- [Passage for review]
• • • • •

SonarQube Developer Edition Version 8.7.1 (build 42226)
Hello Experts!
We would want so SonarQube fails the build if Overall Code Coverage is being decreased after a pull request.
The goal is to have non decreasing code coverage in the project. It should be the same or grow.
Such approach works good for legacy products.
Example:
Before a pull request project has 50% of code coverage.
If after this pull request Overall code coverage becomes 51% or more - build OK, if it becomes 49% or less - build fails.
At my previous job it was possible to do in SonarQube (years ago)
At the current version I cannot find how I can do it. Conditions have no such options.
Please tell is it possible?
If not, why it was removed from the previous version of SonarQube?
I have found a couple of topics regarding this issue but they do not answer on my question:
Exactly what you describe isn’t possible. What is possible is to enforce coverage on new code. Make sure that new code is always covered and organically over time your overall coverage will naturally increase.
If you want to enforce this strictly, you’ll need to disable ‘Ignore duplication and coverage on small changes’ (Administration → General).
Hello Ann!
Thank you for the answer.

• • • • •

Bounding box prediction records

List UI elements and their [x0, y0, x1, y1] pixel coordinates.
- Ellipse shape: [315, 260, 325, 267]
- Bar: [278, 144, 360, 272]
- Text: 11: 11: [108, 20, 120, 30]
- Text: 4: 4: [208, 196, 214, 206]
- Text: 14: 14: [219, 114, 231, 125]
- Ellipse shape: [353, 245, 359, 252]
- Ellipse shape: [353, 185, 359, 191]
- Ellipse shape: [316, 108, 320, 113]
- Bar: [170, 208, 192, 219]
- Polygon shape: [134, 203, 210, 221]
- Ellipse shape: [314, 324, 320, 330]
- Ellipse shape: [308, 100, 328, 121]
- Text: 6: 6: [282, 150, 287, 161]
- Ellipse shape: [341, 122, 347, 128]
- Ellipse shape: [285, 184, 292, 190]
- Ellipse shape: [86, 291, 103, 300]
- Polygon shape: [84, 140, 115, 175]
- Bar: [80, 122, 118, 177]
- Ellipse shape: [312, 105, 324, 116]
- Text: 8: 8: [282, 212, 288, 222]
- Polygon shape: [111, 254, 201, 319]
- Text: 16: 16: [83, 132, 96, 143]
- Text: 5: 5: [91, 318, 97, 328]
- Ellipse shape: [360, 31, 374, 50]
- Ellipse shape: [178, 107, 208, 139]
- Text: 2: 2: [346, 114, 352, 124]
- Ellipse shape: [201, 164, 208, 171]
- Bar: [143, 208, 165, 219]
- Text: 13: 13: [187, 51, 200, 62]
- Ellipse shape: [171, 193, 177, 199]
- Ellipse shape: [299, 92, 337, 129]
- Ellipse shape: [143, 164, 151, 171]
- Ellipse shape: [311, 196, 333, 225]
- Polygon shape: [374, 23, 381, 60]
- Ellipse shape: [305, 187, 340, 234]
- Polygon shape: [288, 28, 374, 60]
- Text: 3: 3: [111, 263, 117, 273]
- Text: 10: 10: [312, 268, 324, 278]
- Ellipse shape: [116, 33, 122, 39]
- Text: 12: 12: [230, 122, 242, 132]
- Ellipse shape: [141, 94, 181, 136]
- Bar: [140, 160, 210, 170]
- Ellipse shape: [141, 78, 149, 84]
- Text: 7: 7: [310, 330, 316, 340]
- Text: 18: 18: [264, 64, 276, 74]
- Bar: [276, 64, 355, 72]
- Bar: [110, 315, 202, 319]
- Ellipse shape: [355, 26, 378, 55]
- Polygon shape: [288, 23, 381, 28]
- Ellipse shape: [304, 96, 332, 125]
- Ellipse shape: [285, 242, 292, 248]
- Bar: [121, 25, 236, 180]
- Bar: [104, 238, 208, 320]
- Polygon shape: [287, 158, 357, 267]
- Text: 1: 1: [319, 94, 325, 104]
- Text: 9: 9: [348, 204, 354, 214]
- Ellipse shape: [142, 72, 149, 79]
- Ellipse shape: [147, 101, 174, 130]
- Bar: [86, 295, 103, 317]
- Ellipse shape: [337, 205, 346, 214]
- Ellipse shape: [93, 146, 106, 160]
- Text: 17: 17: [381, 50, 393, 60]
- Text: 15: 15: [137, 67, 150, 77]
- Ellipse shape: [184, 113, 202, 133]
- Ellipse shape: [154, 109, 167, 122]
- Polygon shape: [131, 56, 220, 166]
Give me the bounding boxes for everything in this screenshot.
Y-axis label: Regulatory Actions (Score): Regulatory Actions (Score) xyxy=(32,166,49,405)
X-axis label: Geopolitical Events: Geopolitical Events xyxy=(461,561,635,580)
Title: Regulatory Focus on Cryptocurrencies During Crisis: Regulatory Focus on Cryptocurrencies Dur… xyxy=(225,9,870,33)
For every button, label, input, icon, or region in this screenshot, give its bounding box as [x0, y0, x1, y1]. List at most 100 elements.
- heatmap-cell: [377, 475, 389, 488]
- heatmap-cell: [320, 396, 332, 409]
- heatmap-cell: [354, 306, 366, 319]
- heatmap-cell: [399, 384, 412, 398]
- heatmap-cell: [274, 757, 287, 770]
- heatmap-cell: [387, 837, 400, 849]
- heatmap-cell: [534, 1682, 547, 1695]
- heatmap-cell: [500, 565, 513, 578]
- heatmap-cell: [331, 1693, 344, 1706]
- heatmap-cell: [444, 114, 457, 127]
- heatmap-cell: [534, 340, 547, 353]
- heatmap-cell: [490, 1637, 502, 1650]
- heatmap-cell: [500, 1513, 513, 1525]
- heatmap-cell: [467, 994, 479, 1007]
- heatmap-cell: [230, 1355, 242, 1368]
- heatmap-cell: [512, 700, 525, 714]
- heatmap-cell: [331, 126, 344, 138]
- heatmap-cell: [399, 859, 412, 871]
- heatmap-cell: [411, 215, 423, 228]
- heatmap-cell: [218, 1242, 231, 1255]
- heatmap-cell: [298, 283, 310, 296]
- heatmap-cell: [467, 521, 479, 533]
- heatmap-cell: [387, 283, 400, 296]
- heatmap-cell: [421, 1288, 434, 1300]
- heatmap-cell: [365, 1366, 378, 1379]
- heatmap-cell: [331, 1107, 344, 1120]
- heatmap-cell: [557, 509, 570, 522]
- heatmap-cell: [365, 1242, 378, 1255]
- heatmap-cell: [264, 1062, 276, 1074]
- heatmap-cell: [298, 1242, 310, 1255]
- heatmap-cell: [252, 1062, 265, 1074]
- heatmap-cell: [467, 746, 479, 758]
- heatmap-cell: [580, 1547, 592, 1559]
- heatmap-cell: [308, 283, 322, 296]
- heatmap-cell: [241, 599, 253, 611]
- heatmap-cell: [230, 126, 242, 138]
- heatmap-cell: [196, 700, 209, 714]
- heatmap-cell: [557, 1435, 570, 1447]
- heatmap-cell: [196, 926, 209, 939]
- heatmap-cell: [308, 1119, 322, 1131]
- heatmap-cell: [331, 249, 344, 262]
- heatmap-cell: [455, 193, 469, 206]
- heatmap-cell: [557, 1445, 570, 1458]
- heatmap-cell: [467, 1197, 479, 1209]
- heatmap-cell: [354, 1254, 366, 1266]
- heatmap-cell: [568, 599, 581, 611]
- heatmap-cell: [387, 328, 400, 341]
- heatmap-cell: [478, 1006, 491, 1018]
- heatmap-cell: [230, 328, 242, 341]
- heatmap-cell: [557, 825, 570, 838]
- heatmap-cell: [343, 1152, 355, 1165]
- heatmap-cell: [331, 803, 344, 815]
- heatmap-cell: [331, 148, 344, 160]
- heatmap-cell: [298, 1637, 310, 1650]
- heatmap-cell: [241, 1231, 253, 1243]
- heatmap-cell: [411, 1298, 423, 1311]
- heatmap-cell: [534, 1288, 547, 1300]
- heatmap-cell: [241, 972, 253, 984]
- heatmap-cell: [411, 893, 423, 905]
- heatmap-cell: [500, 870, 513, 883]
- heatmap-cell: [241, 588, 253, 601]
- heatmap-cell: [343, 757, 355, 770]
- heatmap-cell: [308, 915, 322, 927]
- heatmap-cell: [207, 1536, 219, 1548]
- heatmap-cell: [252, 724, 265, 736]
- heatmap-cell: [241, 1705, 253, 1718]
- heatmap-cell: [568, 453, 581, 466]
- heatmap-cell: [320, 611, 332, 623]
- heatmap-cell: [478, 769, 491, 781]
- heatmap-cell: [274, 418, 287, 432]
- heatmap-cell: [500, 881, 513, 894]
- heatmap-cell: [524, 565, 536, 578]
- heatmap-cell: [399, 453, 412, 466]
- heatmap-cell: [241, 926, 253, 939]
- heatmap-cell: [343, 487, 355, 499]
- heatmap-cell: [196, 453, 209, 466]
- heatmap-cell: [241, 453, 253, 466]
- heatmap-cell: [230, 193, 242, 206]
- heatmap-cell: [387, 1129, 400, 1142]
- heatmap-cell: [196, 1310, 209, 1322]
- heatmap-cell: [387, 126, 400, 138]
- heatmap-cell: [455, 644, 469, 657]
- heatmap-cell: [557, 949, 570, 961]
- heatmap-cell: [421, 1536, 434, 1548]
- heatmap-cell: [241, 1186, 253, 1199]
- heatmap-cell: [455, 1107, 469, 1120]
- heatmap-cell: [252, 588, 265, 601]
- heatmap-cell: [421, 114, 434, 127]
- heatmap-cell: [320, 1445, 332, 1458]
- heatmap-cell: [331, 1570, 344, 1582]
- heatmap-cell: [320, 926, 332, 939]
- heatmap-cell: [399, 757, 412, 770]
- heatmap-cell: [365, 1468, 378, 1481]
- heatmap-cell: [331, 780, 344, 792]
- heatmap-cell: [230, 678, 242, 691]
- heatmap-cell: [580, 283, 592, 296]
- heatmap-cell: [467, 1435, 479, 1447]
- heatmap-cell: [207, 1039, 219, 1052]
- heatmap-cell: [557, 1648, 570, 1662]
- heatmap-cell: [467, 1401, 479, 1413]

• • • • •

- [Your tasks]
#1 Return the portion of the SonarQube coverage thread from "The goal is" to "no such options.".
#2 Extend the SonarQube coverage thread onward from its final sentence.
These lines are separate material and have no connection to the SonarQube coverage thread.

- [Answers by item]
#1
The goal is to have non decreasing code coverage in the project. It should be the same or grow.
Such approach works good for legacy products.
Example:
Before a pull request project has 50% of code coverage.
If after this pull request Overall code coverage becomes 51% or more - build OK, if it becomes 49% or less - build fails.
At my previous job it was possible to do in SonarQube (years ago)
At the current version I cannot find how I can do it. Conditions have no such options.

#2
This flag means that SonarQube will check on duplication and code coverage even on small pieces of code (less than 20 lines).
Does it mean that even when this flag is ON the SonarQube automatically checks New Code on duplications and code coverage when lines more than 20?
It actually means that SonarQube already does this action. So it fails New Code when code coverage is not enough.
But what I see, that even when New Code build fails the Overall Code build is OK. And that’s the issue. In other words, we do allow a Team to decrease the Overall Code coverage.
Whether my understanding it correct or I misunderstand?
SonarQube will always calculate those things on new and overall code. What the flag does is determine whether the result of the the calculation will fail the Quality Gate for small changesets.